All of the material below is to be restated word for word, apart from the pictures.

(Extracted records)
++++
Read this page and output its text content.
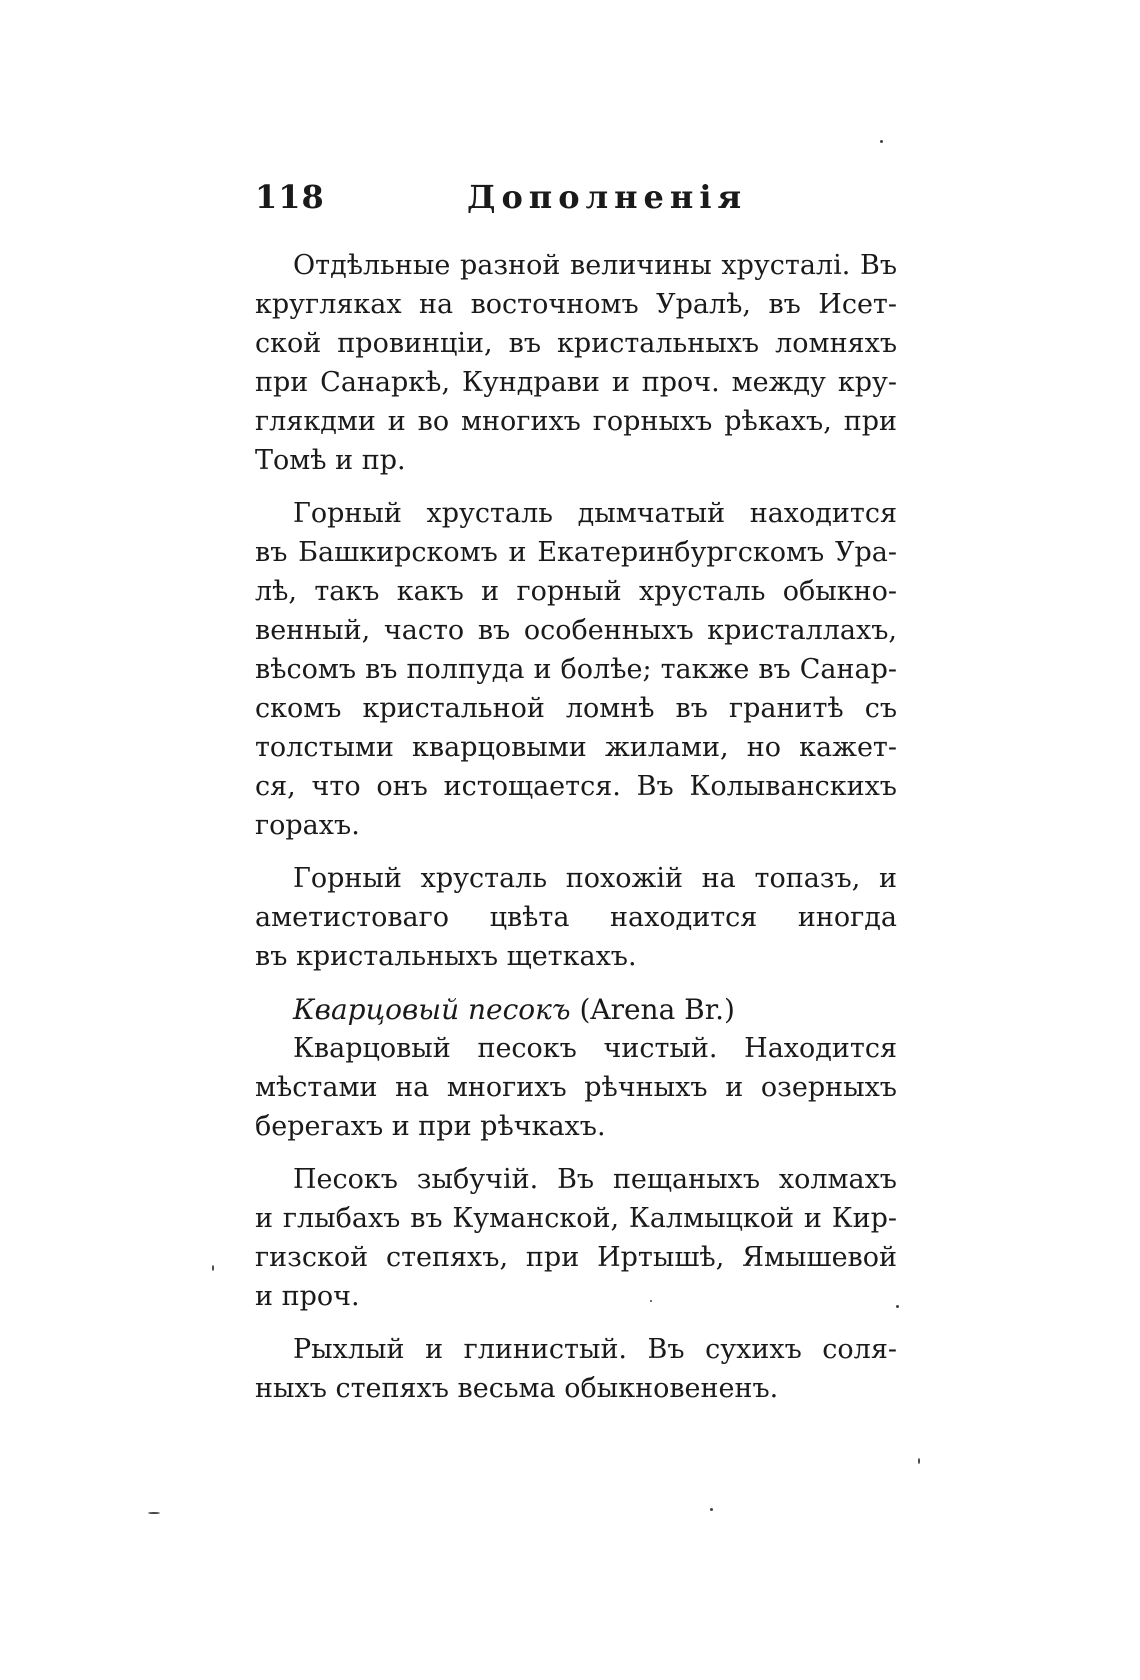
118	Дополненія
Отдѣльные разной величины хрусталі. Въ
кругляках на восточномъ Уралѣ, въ Исет-
ской провинціи, въ кристальныхъ ломняхъ
при Санаркѣ, Кундрави и проч. между кру-
глякдми и во многихъ горныхъ рѣкахъ, при
Томѣ и пр.
Горный хрусталь дымчатый находится
въ Башкирскомъ и Екатеринбургскомъ Ура-
лѣ, такъ какъ и горный хрусталь обыкно-
венный, часто въ особенныхъ кристаллахъ,
вѣсомъ въ полпуда и болѣе; также въ Санар-
скомъ кристальной ломнѣ въ гранитѣ съ
толстыми кварцовыми жилами, но кажет-
ся, что онъ истощается. Въ Колыванскихъ
горахъ.
Горный хрусталь похожій на топазъ, и
аметистоваго цвѣта находится иногда
въ кристальныхъ щеткахъ.
Кварцовый песокъ (Arena Br.)
Кварцовый песокъ чистый. Находится
мѣстами на многихъ рѣчныхъ и озерныхъ
берегахъ и при рѣчкахъ.
Песокъ зыбучій. Въ пещаныхъ холмахъ
и глыбахъ въ Куманской, Калмыцкой и Кир-
гизской степяхъ, при Иртышѣ, Ямышевой
и проч.
Рыхлый и глинистый. Въ сухихъ соля-
ныхъ степяхъ весьма обыкновененъ.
++++
Result below:
Read this page and output its text content.
118	Дополненія
Отдѣльные разной величины хрусталі. Въ
кругляках на восточномъ Уралѣ, въ Исет-
ской провинціи, въ кристальныхъ ломняхъ
при Санаркѣ, Кундрави и проч. между кру-
глякдми и во многихъ горныхъ рѣкахъ, при
Томѣ и пр.
Горный хрусталь дымчатый находится
въ Башкирскомъ и Екатеринбургскомъ Ура-
лѣ, такъ какъ и горный хрусталь обыкно-
венный, часто въ особенныхъ кристаллахъ,
вѣсомъ въ полпуда и болѣе; также въ Санар-
скомъ кристальной ломнѣ въ гранитѣ съ
толстыми кварцовыми жилами, но кажет-
ся, что онъ истощается. Въ Колыванскихъ
горахъ.
Горный хрусталь похожій на топазъ, и
аметистоваго цвѣта находится иногда
въ кристальныхъ щеткахъ.
Кварцовый песокъ (Arena Br.)
Кварцовый песокъ чистый. Находится
мѣстами на многихъ рѣчныхъ и озерныхъ
берегахъ и при рѣчкахъ.
Песокъ зыбучій. Въ пещаныхъ холмахъ
и глыбахъ въ Куманской, Калмыцкой и Кир-
гизской степяхъ, при Иртышѣ, Ямышевой
и проч.
Рыхлый и глинистый. Въ сухихъ соля-
ныхъ степяхъ весьма обыкновененъ.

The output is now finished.